Stored data:
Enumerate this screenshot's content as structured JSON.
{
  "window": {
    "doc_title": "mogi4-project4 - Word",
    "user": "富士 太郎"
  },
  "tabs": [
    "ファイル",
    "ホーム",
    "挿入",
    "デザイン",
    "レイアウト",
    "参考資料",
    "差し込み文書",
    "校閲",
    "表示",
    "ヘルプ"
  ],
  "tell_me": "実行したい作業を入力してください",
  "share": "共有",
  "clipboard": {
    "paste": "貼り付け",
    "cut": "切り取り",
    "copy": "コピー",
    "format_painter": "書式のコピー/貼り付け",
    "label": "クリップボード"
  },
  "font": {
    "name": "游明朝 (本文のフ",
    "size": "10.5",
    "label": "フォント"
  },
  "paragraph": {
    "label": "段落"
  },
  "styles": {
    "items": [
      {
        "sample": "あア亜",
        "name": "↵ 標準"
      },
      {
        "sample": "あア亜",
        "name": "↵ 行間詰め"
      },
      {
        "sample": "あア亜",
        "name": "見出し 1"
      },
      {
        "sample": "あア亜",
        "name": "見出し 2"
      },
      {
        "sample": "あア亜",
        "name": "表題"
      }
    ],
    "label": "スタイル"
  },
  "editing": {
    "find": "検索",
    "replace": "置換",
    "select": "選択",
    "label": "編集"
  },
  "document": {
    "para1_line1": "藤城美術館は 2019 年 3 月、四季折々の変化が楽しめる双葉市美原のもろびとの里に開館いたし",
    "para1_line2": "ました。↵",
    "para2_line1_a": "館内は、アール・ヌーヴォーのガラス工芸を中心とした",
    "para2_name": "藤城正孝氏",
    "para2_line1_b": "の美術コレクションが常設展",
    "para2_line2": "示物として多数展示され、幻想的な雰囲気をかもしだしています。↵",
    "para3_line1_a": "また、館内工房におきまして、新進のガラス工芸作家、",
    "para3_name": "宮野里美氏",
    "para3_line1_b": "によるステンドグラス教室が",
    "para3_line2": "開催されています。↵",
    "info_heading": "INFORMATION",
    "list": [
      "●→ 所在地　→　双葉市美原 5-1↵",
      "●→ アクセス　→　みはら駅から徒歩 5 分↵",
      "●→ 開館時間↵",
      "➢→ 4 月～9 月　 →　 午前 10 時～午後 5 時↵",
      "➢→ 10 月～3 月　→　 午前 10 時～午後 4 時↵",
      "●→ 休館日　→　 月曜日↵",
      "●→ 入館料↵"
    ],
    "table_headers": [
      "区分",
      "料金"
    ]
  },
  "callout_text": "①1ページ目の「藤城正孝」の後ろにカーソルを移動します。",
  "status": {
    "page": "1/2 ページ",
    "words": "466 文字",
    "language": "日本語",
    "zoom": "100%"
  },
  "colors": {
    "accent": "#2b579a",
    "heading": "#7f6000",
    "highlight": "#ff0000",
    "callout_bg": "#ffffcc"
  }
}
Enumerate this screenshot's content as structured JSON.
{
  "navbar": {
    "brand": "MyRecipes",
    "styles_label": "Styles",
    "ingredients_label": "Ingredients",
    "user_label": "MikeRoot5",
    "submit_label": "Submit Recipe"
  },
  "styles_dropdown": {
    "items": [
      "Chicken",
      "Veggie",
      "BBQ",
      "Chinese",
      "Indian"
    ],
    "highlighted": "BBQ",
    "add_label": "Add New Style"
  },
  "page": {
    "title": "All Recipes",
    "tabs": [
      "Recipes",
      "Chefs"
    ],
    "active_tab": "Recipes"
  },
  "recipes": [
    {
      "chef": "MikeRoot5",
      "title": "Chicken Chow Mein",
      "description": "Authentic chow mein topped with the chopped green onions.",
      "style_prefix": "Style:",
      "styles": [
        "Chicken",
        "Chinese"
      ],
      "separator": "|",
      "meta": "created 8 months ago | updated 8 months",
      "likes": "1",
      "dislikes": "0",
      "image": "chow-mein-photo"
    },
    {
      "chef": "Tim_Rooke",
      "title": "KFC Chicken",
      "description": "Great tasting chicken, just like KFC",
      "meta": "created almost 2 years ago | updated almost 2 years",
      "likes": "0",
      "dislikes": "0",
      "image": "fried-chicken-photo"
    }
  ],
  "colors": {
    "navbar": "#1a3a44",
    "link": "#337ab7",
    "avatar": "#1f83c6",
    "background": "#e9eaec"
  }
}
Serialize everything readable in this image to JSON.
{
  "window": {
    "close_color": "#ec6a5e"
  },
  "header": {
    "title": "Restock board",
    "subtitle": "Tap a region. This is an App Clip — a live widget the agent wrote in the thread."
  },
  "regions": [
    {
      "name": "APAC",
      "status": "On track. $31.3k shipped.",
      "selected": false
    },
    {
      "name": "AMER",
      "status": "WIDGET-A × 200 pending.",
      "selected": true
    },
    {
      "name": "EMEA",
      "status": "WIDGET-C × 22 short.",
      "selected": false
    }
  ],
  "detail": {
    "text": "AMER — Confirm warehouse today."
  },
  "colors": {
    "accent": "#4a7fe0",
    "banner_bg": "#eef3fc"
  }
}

WHAT IS BEING ASKED
Search the records for the word "created" and copy every line where it occurs.

TASK RESPONSE
      "meta": "created 8 months ago | updated 8 months",
      "meta": "created almost 2 years ago | updated almost 2 years",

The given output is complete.